▶ **Required work**
Each line below is to be written out in full, exactly as shown.

Figure data in JSON
§

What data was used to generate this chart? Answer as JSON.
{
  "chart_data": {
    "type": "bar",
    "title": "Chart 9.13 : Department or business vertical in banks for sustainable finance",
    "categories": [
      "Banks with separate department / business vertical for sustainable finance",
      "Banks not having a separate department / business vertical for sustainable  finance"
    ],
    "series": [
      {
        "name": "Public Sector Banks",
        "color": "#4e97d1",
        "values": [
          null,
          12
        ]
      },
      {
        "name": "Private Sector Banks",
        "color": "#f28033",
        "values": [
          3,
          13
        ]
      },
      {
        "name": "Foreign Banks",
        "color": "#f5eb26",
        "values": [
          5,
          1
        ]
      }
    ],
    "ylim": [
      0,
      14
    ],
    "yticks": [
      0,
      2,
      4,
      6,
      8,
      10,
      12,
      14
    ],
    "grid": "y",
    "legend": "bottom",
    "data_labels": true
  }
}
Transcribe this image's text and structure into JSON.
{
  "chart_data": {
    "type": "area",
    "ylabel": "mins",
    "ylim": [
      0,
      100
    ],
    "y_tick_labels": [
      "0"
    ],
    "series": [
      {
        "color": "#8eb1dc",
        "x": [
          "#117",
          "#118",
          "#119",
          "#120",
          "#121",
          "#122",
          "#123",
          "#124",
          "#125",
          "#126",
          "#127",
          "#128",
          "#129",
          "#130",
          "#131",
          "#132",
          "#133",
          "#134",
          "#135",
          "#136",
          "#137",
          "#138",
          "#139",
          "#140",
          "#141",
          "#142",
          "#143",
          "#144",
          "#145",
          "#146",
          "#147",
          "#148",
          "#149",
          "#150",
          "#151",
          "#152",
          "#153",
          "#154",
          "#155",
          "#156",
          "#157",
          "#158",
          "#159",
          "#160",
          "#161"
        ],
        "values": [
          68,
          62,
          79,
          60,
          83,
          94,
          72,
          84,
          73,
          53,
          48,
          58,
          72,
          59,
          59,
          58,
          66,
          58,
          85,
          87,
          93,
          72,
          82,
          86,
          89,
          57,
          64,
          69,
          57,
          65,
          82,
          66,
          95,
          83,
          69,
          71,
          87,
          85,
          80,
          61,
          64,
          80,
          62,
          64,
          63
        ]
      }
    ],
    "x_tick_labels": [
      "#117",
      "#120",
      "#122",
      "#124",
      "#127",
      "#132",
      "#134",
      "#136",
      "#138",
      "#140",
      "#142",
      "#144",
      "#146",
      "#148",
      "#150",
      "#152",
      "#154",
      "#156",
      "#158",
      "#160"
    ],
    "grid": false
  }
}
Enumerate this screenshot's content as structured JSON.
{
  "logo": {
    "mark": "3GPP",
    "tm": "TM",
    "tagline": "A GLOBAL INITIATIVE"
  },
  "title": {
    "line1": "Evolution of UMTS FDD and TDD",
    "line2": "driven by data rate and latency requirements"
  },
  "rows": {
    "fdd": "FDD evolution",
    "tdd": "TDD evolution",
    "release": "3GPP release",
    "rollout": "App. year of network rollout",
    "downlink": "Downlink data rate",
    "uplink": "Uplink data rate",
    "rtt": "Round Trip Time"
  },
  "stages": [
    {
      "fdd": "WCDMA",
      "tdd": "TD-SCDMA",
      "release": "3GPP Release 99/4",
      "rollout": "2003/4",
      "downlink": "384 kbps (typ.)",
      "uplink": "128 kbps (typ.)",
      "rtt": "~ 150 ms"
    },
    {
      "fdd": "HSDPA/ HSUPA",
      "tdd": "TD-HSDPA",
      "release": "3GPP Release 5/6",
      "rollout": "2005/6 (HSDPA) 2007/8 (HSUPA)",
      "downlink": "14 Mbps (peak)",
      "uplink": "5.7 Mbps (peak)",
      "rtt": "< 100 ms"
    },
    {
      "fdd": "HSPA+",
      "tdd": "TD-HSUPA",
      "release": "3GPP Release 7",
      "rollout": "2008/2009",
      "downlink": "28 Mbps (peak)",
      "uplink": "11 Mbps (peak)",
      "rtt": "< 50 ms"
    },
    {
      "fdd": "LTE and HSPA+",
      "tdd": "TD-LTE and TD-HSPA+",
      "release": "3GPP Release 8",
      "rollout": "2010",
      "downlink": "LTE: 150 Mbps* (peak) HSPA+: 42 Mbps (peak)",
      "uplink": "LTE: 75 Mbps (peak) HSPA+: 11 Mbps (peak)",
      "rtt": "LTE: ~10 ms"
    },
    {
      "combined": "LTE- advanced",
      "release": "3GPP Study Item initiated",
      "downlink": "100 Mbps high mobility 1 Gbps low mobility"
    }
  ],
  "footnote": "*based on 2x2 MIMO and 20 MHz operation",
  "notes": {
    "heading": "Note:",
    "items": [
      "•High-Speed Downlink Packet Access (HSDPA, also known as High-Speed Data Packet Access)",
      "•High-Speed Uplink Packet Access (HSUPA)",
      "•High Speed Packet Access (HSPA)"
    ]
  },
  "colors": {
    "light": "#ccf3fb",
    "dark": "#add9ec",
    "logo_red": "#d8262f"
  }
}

§

▶ **Exercise output**
What data was used to generate this chart? Answer as JSON.
{
  "chart_data": {
    "type": "bar",
    "title": "Chart 9.13 : Department or business vertical in banks for sustainable finance",
    "categories": [
      "Banks with separate department / business vertical for sustainable finance",
      "Banks not having a separate department / business vertical for sustainable  finance"
    ],
    "series": [
      {
        "name": "Public Sector Banks",
        "color": "#4e97d1",
        "values": [
          null,
          12
        ]
      },
      {
        "name": "Private Sector Banks",
        "color": "#f28033",
        "values": [
          3,
          13
        ]
      },
      {
        "name": "Foreign Banks",
        "color": "#f5eb26",
        "values": [
          5,
          1
        ]
      }
    ],
    "ylim": [
      0,
      14
    ],
    "yticks": [
      0,
      2,
      4,
      6,
      8,
      10,
      12,
      14
    ],
    "grid": "y",
    "legend": "bottom",
    "data_labels": true
  }
}
Transcribe this image's text and structure into JSON.
{
  "chart_data": {
    "type": "area",
    "ylabel": "mins",
    "ylim": [
      0,
      100
    ],
    "y_tick_labels": [
      "0"
    ],
    "series": [
      {
        "color": "#8eb1dc",
        "x": [
          "#117",
          "#118",
          "#119",
          "#120",
          "#121",
          "#122",
          "#123",
          "#124",
          "#125",
          "#126",
          "#127",
          "#128",
          "#129",
          "#130",
          "#131",
          "#132",
          "#133",
          "#134",
          "#135",
          "#136",
          "#137",
          "#138",
          "#139",
          "#140",
          "#141",
          "#142",
          "#143",
          "#144",
          "#145",
          "#146",
          "#147",
          "#148",
          "#149",
          "#150",
          "#151",
          "#152",
          "#153",
          "#154",
          "#155",
          "#156",
          "#157",
          "#158",
          "#159",
          "#160",
          "#161"
        ],
        "values": [
          68,
          62,
          79,
          60,
          83,
          94,
          72,
          84,
          73,
          53,
          48,
          58,
          72,
          59,
          59,
          58,
          66,
          58,
          85,
          87,
          93,
          72,
          82,
          86,
          89,
          57,
          64,
          69,
          57,
          65,
          82,
          66,
          95,
          83,
          69,
          71,
          87,
          85,
          80,
          61,
          64,
          80,
          62,
          64,
          63
        ]
      }
    ],
    "x_tick_labels": [
      "#117",
      "#120",
      "#122",
      "#124",
      "#127",
      "#132",
      "#134",
      "#136",
      "#138",
      "#140",
      "#142",
      "#144",
      "#146",
      "#148",
      "#150",
      "#152",
      "#154",
      "#156",
      "#158",
      "#160"
    ],
    "grid": false
  }
}
Enumerate this screenshot's content as structured JSON.
{
  "logo": {
    "mark": "3GPP",
    "tm": "TM",
    "tagline": "A GLOBAL INITIATIVE"
  },
  "title": {
    "line1": "Evolution of UMTS FDD and TDD",
    "line2": "driven by data rate and latency requirements"
  },
  "rows": {
    "fdd": "FDD evolution",
    "tdd": "TDD evolution",
    "release": "3GPP release",
    "rollout": "App. year of network rollout",
    "downlink": "Downlink data rate",
    "uplink": "Uplink data rate",
    "rtt": "Round Trip Time"
  },
  "stages": [
    {
      "fdd": "WCDMA",
      "tdd": "TD-SCDMA",
      "release": "3GPP Release 99/4",
      "rollout": "2003/4",
      "downlink": "384 kbps (typ.)",
      "uplink": "128 kbps (typ.)",
      "rtt": "~ 150 ms"
    },
    {
      "fdd": "HSDPA/ HSUPA",
      "tdd": "TD-HSDPA",
      "release": "3GPP Release 5/6",
      "rollout": "2005/6 (HSDPA) 2007/8 (HSUPA)",
      "downlink": "14 Mbps (peak)",
      "uplink": "5.7 Mbps (peak)",
      "rtt": "< 100 ms"
    },
    {
      "fdd": "HSPA+",
      "tdd": "TD-HSUPA",
      "release": "3GPP Release 7",
      "rollout": "2008/2009",
      "downlink": "28 Mbps (peak)",
      "uplink": "11 Mbps (peak)",
      "rtt": "< 50 ms"
    },
    {
      "fdd": "LTE and HSPA+",
      "tdd": "TD-LTE and TD-HSPA+",
      "release": "3GPP Release 8",
      "rollout": "2010",
      "downlink": "LTE: 150 Mbps* (peak) HSPA+: 42 Mbps (peak)",
      "uplink": "LTE: 75 Mbps (peak) HSPA+: 11 Mbps (peak)",
      "rtt": "LTE: ~10 ms"
    },
    {
      "combined": "LTE- advanced",
      "release": "3GPP Study Item initiated",
      "downlink": "100 Mbps high mobility 1 Gbps low mobility"
    }
  ],
  "footnote": "*based on 2x2 MIMO and 20 MHz operation",
  "notes": {
    "heading": "Note:",
    "items": [
      "•High-Speed Downlink Packet Access (HSDPA, also known as High-Speed Data Packet Access)",
      "•High-Speed Uplink Packet Access (HSUPA)",
      "•High Speed Packet Access (HSPA)"
    ]
  },
  "colors": {
    "light": "#ccf3fb",
    "dark": "#add9ec",
    "logo_red": "#d8262f"
  }
}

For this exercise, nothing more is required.